> [PASSAGE SHOWN]:

·····

I'm not clear on why level 2 exists.  What is the scenario where
execution of the info list before kdump should be conditional on the
existence of a kmsg_dumper?   Maybe the scenario is described
somewhere in the patch set and I just missed it.

> +			4: the 3 lists (hypervisor, info and pre_reboot)
> +			execute before kdump - this behavior is analog to the
> +			deprecated parameter "crash_kexec_post_notifiers".
> +
>  	panic_print=	Bitmask for printing system info when panic happens.
>  			User can chose combination of the following bits:
>  			bit 0: print all tasks info
> @@ -3814,14 +3848,6 @@
>  	panic_on_warn	panic() instead of WARN().  Useful to cause kdump
>  			on a WARN().
> 
> -	crash_kexec_post_notifiers
> -			Run kdump after running panic-notifiers and dumping
> -			kmsg. This only for the users who doubt kdump always
> -			succeeds in any situation.

·····

> [GIVEN RECORDS]:
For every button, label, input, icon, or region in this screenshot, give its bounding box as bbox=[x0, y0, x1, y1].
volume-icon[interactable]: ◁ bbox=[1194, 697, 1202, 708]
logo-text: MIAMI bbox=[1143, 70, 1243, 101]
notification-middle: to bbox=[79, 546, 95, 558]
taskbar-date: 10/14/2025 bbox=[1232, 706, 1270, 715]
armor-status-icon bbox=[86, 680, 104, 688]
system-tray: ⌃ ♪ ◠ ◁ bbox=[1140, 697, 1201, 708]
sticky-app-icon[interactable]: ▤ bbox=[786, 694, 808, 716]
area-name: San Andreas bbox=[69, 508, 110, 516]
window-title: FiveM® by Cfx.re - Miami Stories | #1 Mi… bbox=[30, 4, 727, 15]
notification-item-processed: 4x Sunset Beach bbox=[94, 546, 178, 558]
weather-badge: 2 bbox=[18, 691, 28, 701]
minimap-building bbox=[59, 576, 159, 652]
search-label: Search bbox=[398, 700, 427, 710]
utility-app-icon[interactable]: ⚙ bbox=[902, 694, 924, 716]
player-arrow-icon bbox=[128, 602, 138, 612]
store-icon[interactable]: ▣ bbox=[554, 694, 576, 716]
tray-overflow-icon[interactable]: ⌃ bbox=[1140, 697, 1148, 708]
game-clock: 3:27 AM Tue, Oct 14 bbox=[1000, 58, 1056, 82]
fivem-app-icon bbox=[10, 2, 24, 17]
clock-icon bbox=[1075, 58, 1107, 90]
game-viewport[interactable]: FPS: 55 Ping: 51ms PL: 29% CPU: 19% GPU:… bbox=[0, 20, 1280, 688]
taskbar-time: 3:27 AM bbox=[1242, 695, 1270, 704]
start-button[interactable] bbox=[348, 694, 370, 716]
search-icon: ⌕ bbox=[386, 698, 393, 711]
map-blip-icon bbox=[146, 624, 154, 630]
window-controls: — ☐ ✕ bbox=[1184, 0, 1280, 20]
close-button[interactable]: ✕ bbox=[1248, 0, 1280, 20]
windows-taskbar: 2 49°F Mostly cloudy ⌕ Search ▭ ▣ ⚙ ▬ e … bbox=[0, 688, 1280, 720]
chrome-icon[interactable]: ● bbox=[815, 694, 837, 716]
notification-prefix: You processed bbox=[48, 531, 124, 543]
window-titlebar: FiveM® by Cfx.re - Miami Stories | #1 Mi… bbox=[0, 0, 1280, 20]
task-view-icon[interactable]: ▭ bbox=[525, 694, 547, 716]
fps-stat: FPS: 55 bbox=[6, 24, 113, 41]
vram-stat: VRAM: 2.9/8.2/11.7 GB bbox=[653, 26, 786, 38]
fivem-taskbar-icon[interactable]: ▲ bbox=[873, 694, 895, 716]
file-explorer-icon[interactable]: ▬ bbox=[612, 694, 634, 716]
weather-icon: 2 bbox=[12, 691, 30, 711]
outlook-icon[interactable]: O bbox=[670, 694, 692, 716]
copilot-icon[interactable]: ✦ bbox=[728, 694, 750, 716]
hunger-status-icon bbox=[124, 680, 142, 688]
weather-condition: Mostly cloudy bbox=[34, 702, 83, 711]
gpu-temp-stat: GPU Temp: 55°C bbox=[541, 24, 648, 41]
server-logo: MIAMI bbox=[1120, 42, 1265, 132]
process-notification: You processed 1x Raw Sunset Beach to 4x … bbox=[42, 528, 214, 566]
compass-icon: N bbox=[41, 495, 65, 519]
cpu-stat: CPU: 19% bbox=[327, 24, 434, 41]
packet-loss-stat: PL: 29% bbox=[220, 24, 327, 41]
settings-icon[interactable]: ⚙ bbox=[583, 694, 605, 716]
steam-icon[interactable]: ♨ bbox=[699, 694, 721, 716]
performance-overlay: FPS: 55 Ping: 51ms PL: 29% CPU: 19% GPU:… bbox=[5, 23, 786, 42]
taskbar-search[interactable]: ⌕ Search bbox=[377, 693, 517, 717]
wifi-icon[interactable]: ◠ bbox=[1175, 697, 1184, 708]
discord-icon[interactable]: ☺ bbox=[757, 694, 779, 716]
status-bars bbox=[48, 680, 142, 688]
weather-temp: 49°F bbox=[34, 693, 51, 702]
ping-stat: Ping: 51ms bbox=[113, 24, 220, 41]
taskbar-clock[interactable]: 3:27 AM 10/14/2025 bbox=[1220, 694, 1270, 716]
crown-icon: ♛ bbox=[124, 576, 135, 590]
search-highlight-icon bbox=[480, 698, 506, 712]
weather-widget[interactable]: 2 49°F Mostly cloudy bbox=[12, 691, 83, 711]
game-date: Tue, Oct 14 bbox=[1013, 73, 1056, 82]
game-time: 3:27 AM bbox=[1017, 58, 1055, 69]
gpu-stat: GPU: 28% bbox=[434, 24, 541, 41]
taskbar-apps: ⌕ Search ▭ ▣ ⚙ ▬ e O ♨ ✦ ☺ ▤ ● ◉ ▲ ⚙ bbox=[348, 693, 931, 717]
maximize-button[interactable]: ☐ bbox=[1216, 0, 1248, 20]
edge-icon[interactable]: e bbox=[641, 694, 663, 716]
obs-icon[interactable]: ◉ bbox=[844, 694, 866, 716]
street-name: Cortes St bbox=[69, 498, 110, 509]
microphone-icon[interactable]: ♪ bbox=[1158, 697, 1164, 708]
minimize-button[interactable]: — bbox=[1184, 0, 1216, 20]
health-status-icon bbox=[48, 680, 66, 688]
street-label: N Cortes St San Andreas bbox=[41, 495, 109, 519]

·····

> [AIM]: Sum up the passage in two sentences.

> [FINISHED TASK]: The writer doesn't understand why level 2 exists and asks when running the info list before kdump should depend on whether a kmsg_dumper exists, allowing that the patch set may explain this somewhere. The quoted patch describes a level 4 where the hypervisor, info and pre_reboot lists all run before kdump, like the deprecated "crash_kexec_post_notifiers" parameter, and it removes that parameter's description.